■ Source data ■
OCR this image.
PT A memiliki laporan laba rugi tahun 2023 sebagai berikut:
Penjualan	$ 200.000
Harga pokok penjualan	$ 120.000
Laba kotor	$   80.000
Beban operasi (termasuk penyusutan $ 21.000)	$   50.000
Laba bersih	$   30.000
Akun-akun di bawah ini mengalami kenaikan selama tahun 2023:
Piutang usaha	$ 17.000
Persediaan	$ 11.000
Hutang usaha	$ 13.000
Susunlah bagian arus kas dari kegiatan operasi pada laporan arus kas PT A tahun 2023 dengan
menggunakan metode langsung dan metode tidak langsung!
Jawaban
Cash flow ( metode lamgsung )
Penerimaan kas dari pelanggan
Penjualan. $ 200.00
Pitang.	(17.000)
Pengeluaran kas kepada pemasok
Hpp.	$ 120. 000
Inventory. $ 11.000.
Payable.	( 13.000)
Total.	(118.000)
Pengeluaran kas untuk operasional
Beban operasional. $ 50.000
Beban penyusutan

■ Work required ■
In the records above, locate the lines holding the word "metode". Copy each of them.

■ Task response ■
menggunakan metode langsung dan metode tidak langsung!
Cash flow ( metode lamgsung )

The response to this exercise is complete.